Recorded information:

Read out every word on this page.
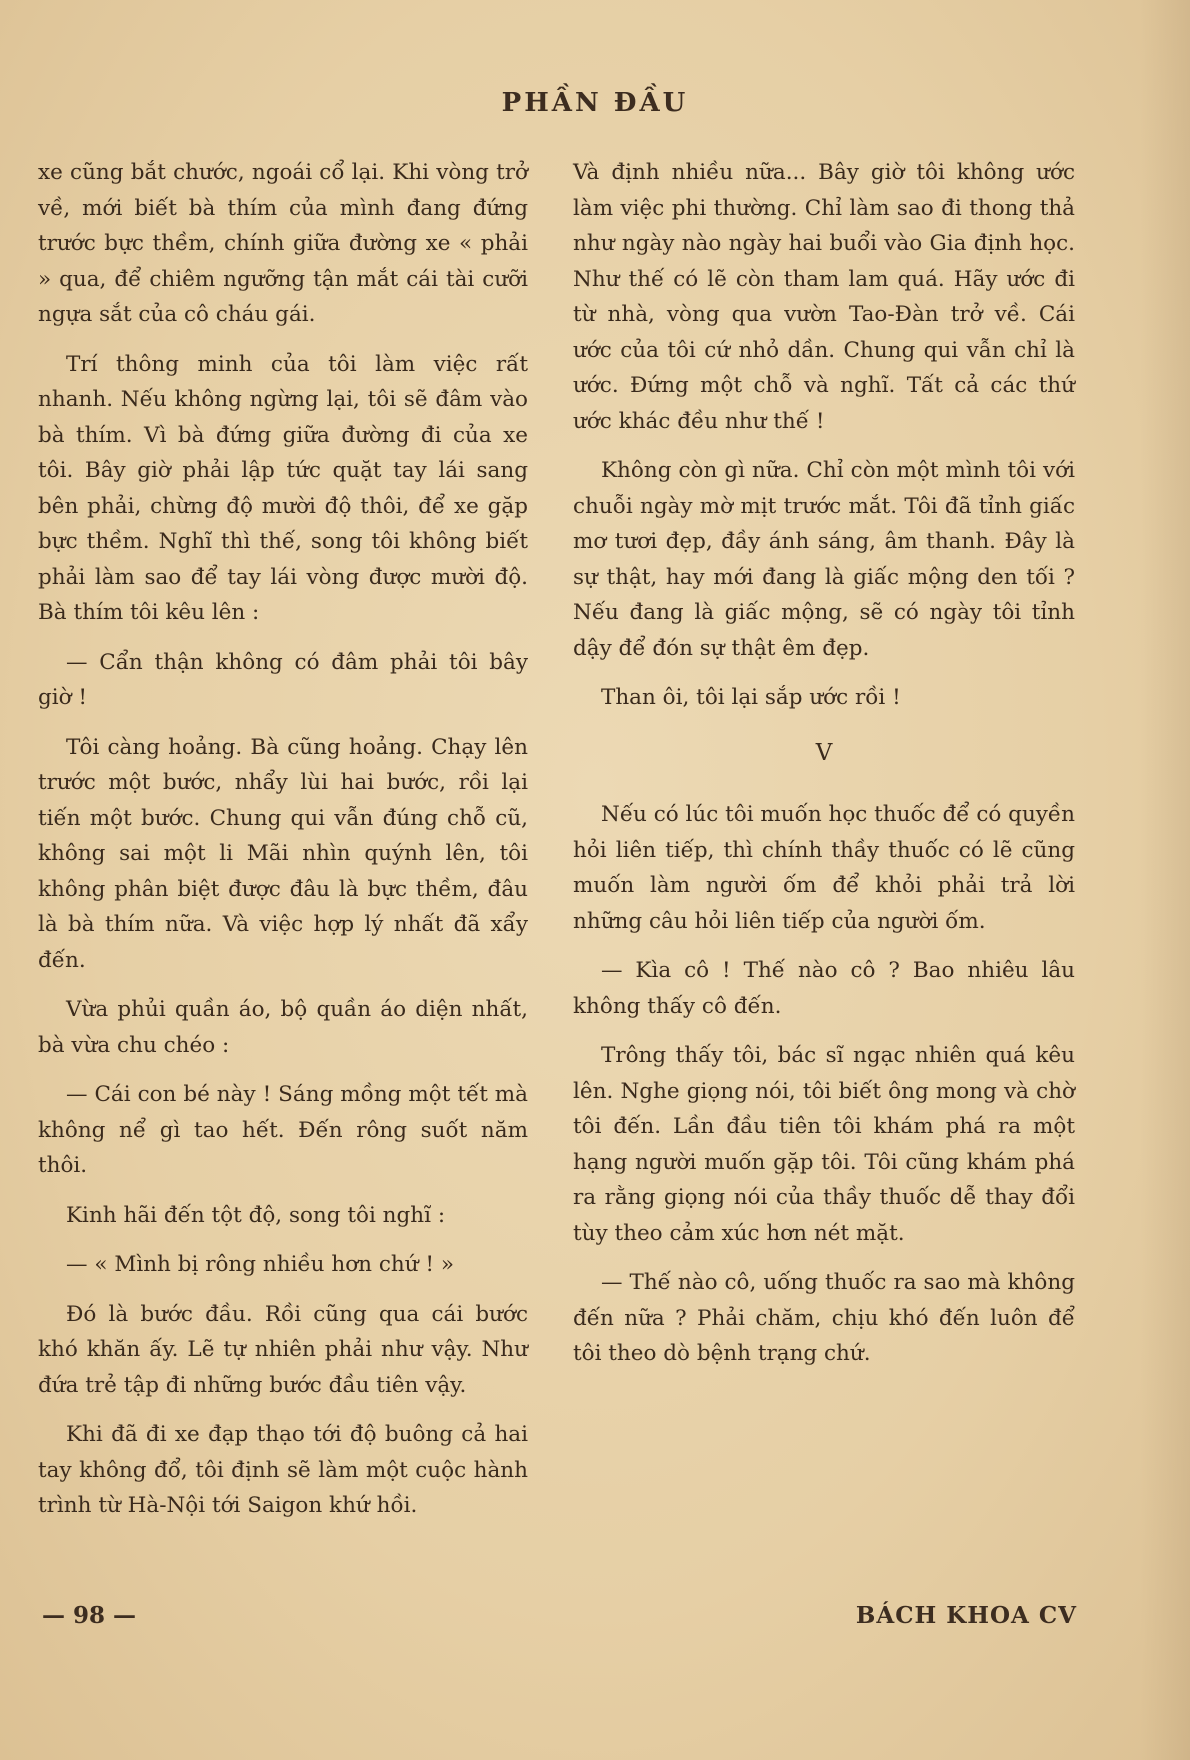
PHẦN ĐẦU

xe cũng bắt chước, ngoái cổ lại. Khi vòng trở về, mới biết bà thím của mình đang đứng trước bực thềm, chính giữa đường xe « phải » qua, để chiêm ngưỡng tận mắt cái tài cưỡi ngựa sắt của cô cháu gái.

Trí thông minh của tôi làm việc rất nhanh. Nếu không ngừng lại, tôi sẽ đâm vào bà thím. Vì bà đứng giữa đường đi của xe tôi. Bây giờ phải lập tức quặt tay lái sang bên phải, chừng độ mười độ thôi, để xe gặp bực thềm. Nghĩ thì thế, song tôi không biết phải làm sao để tay lái vòng được mười độ. Bà thím tôi kêu lên :

— Cẩn thận không có đâm phải tôi bây giờ !

Tôi càng hoảng. Bà cũng hoảng. Chạy lên trước một bước, nhẩy lùi hai bước, rồi lại tiến một bước. Chung qui vẫn đúng chỗ cũ, không sai một li Mãi nhìn quýnh lên, tôi không phân biệt được đâu là bực thềm, đâu là bà thím nữa. Và việc hợp lý nhất đã xẩy đến.

Vừa phủi quần áo, bộ quần áo diện nhất, bà vừa chu chéo :

— Cái con bé này ! Sáng mồng một tết mà không nể gì tao hết. Đến rông suốt năm thôi.

Kinh hãi đến tột độ, song tôi nghĩ :

— « Mình bị rông nhiều hơn chứ ! »

Đó là bước đầu. Rồi cũng qua cái bước khó khăn ấy. Lẽ tự nhiên phải như vậy. Như đứa trẻ tập đi những bước đầu tiên vậy.

Khi đã đi xe đạp thạo tới độ buông cả hai tay không đổ, tôi định sẽ làm một cuộc hành trình từ Hà-Nội tới Saigon khứ hồi.

Và định nhiều nữa... Bây giờ tôi không ước làm việc phi thường. Chỉ làm sao đi thong thả như ngày nào ngày hai buổi vào Gia định học. Như thế có lẽ còn tham lam quá. Hãy ước đi từ nhà, vòng qua vườn Tao-Đàn trở về. Cái ước của tôi cứ nhỏ dần. Chung qui vẫn chỉ là ước. Đứng một chỗ và nghĩ. Tất cả các thứ ước khác đều như thế !

Không còn gì nữa. Chỉ còn một mình tôi với chuỗi ngày mờ mịt trước mắt. Tôi đã tỉnh giấc mơ tươi đẹp, đầy ánh sáng, âm thanh. Đây là sự thật, hay mới đang là giấc mộng den tối ? Nếu đang là giấc mộng, sẽ có ngày tôi tỉnh dậy để đón sự thật êm đẹp.

Than ôi, tôi lại sắp ước rồi !

V

Nếu có lúc tôi muốn học thuốc để có quyền hỏi liên tiếp, thì chính thầy thuốc có lẽ cũng muốn làm người ốm để khỏi phải trả lời những câu hỏi liên tiếp của người ốm.

— Kìa cô ! Thế nào cô ? Bao nhiêu lâu không thấy cô đến.

Trông thấy tôi, bác sĩ ngạc nhiên quá kêu lên. Nghe giọng nói, tôi biết ông mong và chờ tôi đến. Lần đầu tiên tôi khám phá ra một hạng người muốn gặp tôi. Tôi cũng khám phá ra rằng giọng nói của thầy thuốc dễ thay đổi tùy theo cảm xúc hơn nét mặt.

— Thế nào cô, uống thuốc ra sao mà không đến nữa ? Phải chăm, chịu khó đến luôn để tôi theo dò bệnh trạng chứ.

— 98 —	BÁCH KHOA CV
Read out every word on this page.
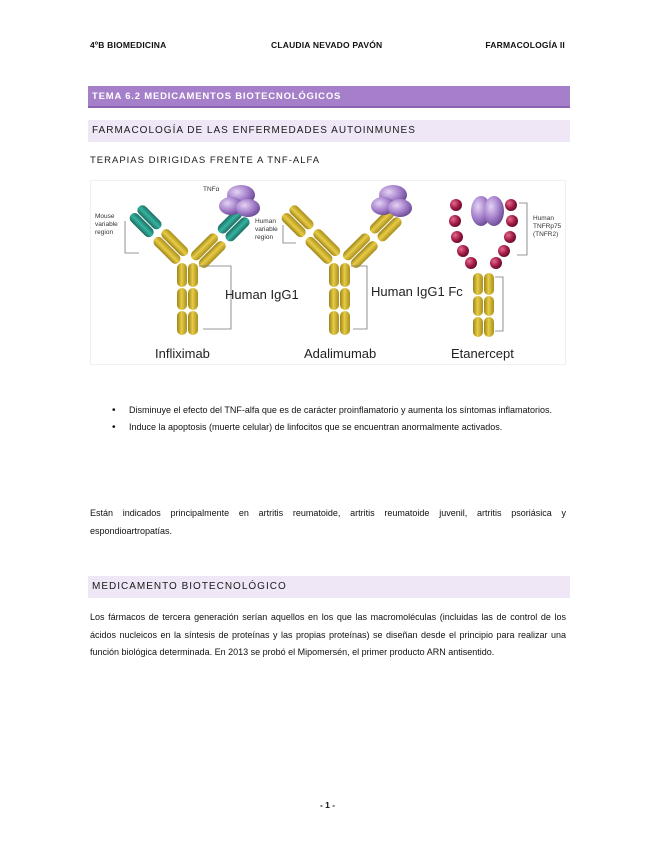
4ºB BIOMEDICINA	CLAUDIA NEVADO PAVÓN	FARMACOLOGÍA II
TEMA 6.2 MEDICAMENTOS BIOTECNOLÓGICOS
FARMACOLOGÍA DE LAS ENFERMEDADES AUTOINMUNES
TERAPIAS DIRIGIDAS FRENTE A TNF-ALFA
Mouse
variable
region
TNFα
Human
variable
region
Human
TNFRp75
(TNFR2)
Human IgG1	Human IgG1 Fc
Infliximab	Adalimumab	Etanercept
• Disminuye el efecto del TNF-alfa que es de carácter proinflamatorio y aumenta los síntomas inflamatorios.
• Induce la apoptosis (muerte celular) de linfocitos que se encuentran anormalmente activados.
Están indicados principalmente en artritis reumatoide, artritis reumatoide juvenil, artritis psoriásica y espondioartropatías.
MEDICAMENTO BIOTECNOLÓGICO
Los fármacos de tercera generación serían aquellos en los que las macromoléculas (incluidas las de control de los ácidos nucleicos en la síntesis de proteínas y las propias proteínas) se diseñan desde el principio para realizar una función biológica determinada. En 2013 se probó el Mipomersén, el primer producto ARN antisentido.
- 1 -
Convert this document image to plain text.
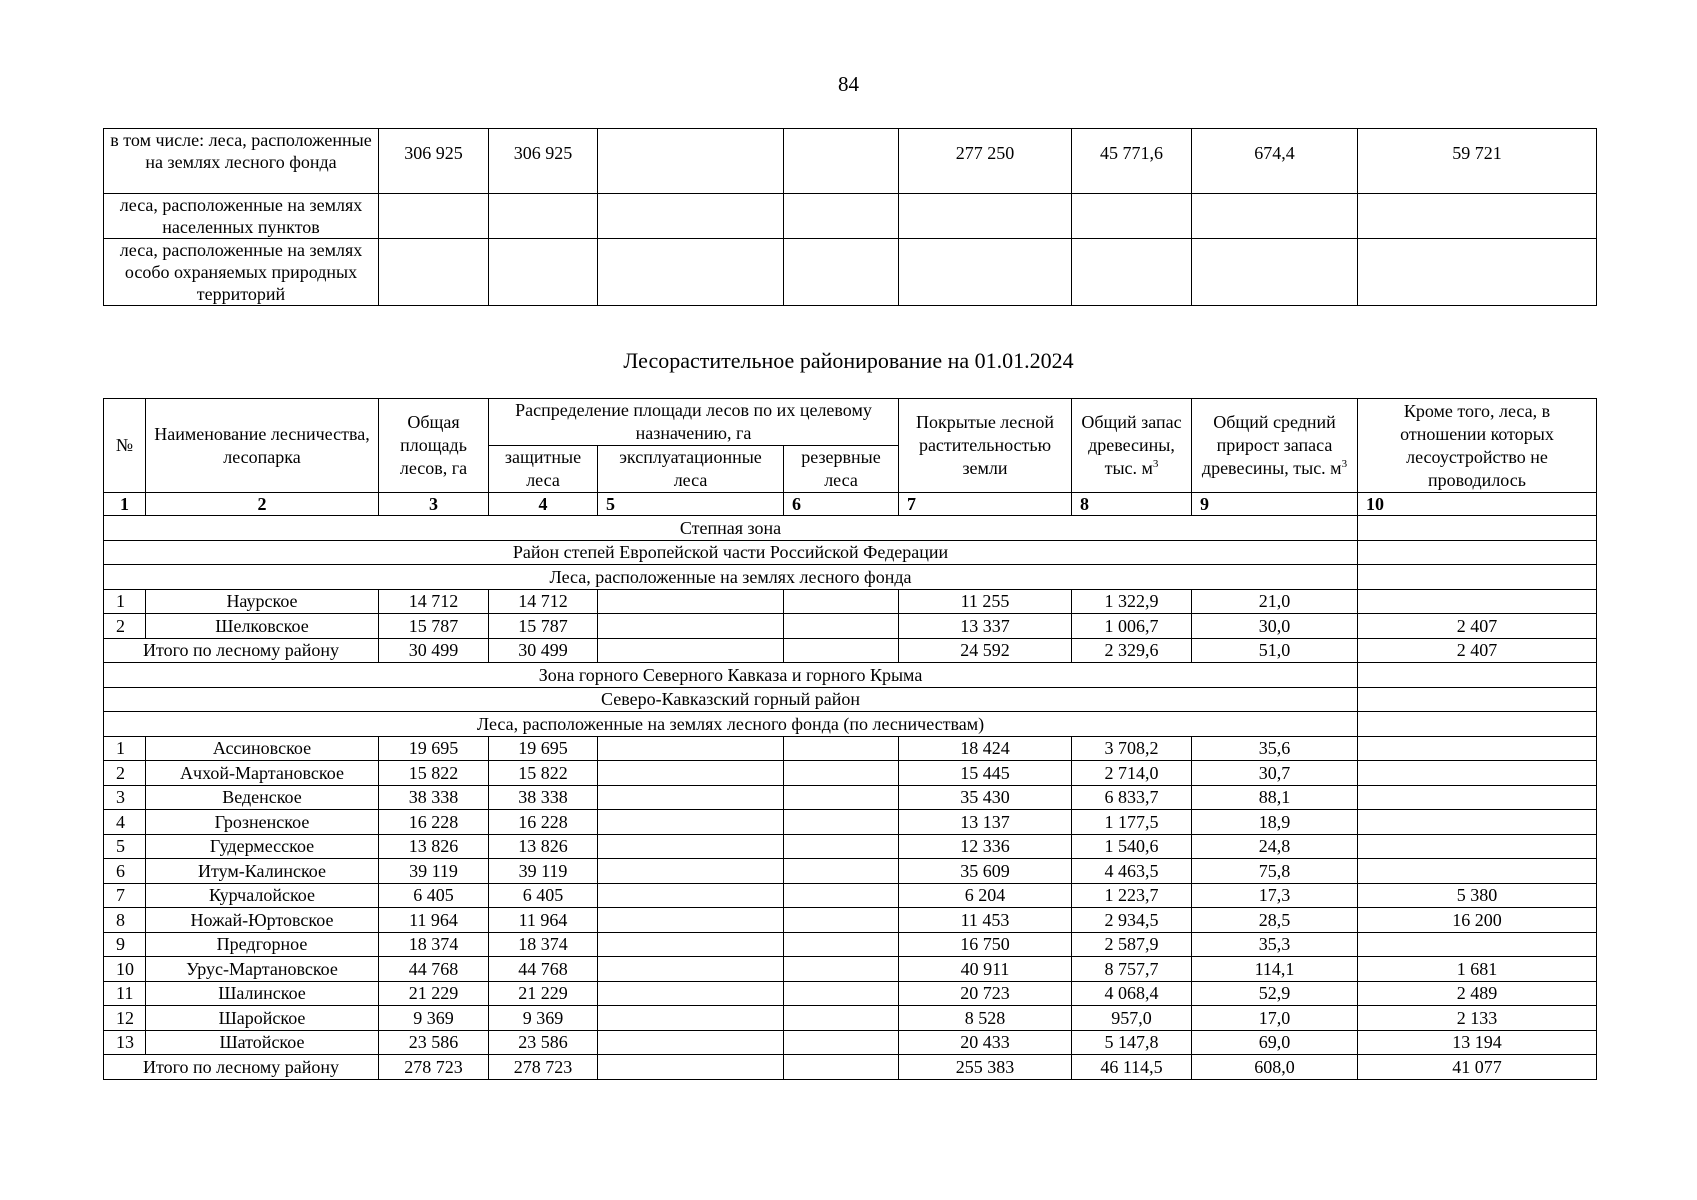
84
в том числе: леса, расположенные на землях лесного фонда	306 925	306 925			277 250	45 771,6	674,4	59 721
леса, расположенные на землях населенных пунктов								
леса, расположенные на землях особо охраняемых природных территорий								
Лесорастительное районирование на 01.01.2024
№	Наименование лесничества, лесопарка	Общая площадь лесов, га	Распределение площади лесов по их целевому назначению, га			Покрытые лесной растительностью земли	Общий запас древесины, тыс. $м^3$	Общий средний прирост запаса древесины, тыс. $м^3$	Кроме того, леса, в отношении которых лесоустройство не проводилось
			защитные леса	эксплуатационные леса	резервные леса				
1	2	3	4	5	6	7	8	9	10
Степная зона									
Район степей Европейской части Российской Федерации									
Леса, расположенные на землях лесного фонда									
1	Наурское	14 712	14 712			11 255	1 322,9	21,0	
2	Шелковское	15 787	15 787			13 337	1 006,7	30,0	2 407
Итого по лесному району		30 499	30 499			24 592	2 329,6	51,0	2 407
Зона горного Северного Кавказа и горного Крыма									
Северо-Кавказский горный район									
Леса, расположенные на землях лесного фонда (по лесничествам)									
1	Ассиновское	19 695	19 695			18 424	3 708,2	35,6	
2	Ачхой-Мартановское	15 822	15 822			15 445	2 714,0	30,7	
3	Веденское	38 338	38 338			35 430	6 833,7	88,1	
4	Грозненское	16 228	16 228			13 137	1 177,5	18,9	
5	Гудермесское	13 826	13 826			12 336	1 540,6	24,8	
6	Итум-Калинское	39 119	39 119			35 609	4 463,5	75,8	
7	Курчалойское	6 405	6 405			6 204	1 223,7	17,3	5 380
8	Ножай-Юртовское	11 964	11 964			11 453	2 934,5	28,5	16 200
9	Предгорное	18 374	18 374			16 750	2 587,9	35,3	
10	Урус-Мартановское	44 768	44 768			40 911	8 757,7	114,1	1 681
11	Шалинское	21 229	21 229			20 723	4 068,4	52,9	2 489
12	Шаройское	9 369	9 369			8 528	957,0	17,0	2 133
13	Шатойское	23 586	23 586			20 433	5 147,8	69,0	13 194
Итого по лесному району		278 723	278 723			255 383	46 114,5	608,0	41 077
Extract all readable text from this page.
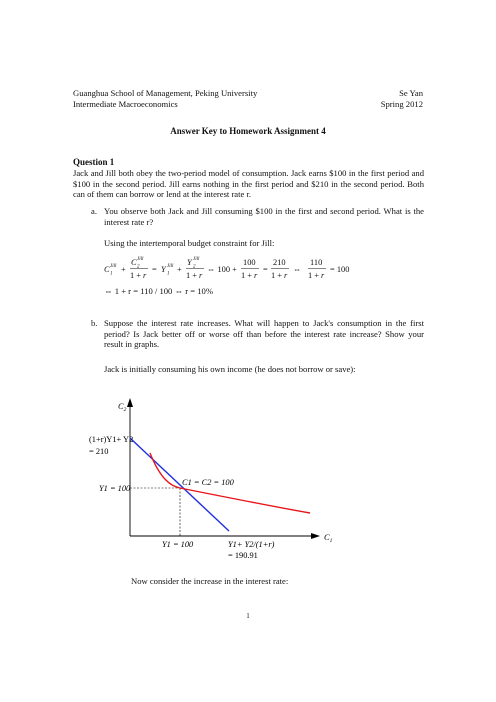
Guanghua School of Management, Peking University	Se Yan
Intermediate Macroeconomics	Spring 2012
Answer Key to Homework Assignment 4
Question 1
Jack and Jill both obey the two-period model of consumption. Jack earns $100 in the first period and $100 in the second period. Jill earns nothing in the first period and $210 in the second period. Both can of them can borrow or lend at the interest rate r.
a. You observe both Jack and Jill consuming $100 in the first and second period. What is the interest rate r?
Using the intertemporal budget constraint for Jill:
C 1
Jill +
C 2
Jill
1 + r
= Y 1
Jill +
Y 2
Jill
1 + r
⇔ 100 +
100
1 + r
=
210
1 + r
⇔
110
1 + r
= 100
⇔ 1 + r = 110 / 100 ⇔ r = 10%
b. Suppose the interest rate increases. What will happen to Jack's consumption in the first period? Is Jack better off or worse off than before the interest rate increase? Show your result in graphs.
Jack is initially consuming his own income (he does not borrow or save):
$C_2$
$C_1$
(1+r)Y1+ Y2
= 210
Y1 = 100
C1 = C2 = 100
Y1 = 100	Y1+ Y2/(1+r)
= 190.91
Now consider the increase in the interest rate:
1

Instructions to follow:
Repeat the lines of the records verbatim, starting at the line containing "Extract all readable text from this page." and stopping after the final line. Images stay out.

Result of the exercise:
Extract all readable text from this page.
Guanghua School of Management, Peking University	Se Yan
Intermediate Macroeconomics	Spring 2012
Answer Key to Homework Assignment 4
Question 1
Jack and Jill both obey the two-period model of consumption. Jack earns $100 in the first period and $100 in the second period. Jill earns nothing in the first period and $210 in the second period. Both can of them can borrow or lend at the interest rate r.
a. You observe both Jack and Jill consuming $100 in the first and second period. What is the interest rate r?
Using the intertemporal budget constraint for Jill:
C 1
Jill +
C 2
Jill
1 + r
= Y 1
Jill +
Y 2
Jill
1 + r
⇔ 100 +
100
1 + r
=
210
1 + r
⇔
110
1 + r
= 100
⇔ 1 + r = 110 / 100 ⇔ r = 10%
b. Suppose the interest rate increases. What will happen to Jack's consumption in the first period? Is Jack better off or worse off than before the interest rate increase? Show your result in graphs.
Jack is initially consuming his own income (he does not borrow or save):
$C_2$
$C_1$
(1+r)Y1+ Y2
= 210
Y1 = 100
C1 = C2 = 100
Y1 = 100	Y1+ Y2/(1+r)
= 190.91
Now consider the increase in the interest rate:
1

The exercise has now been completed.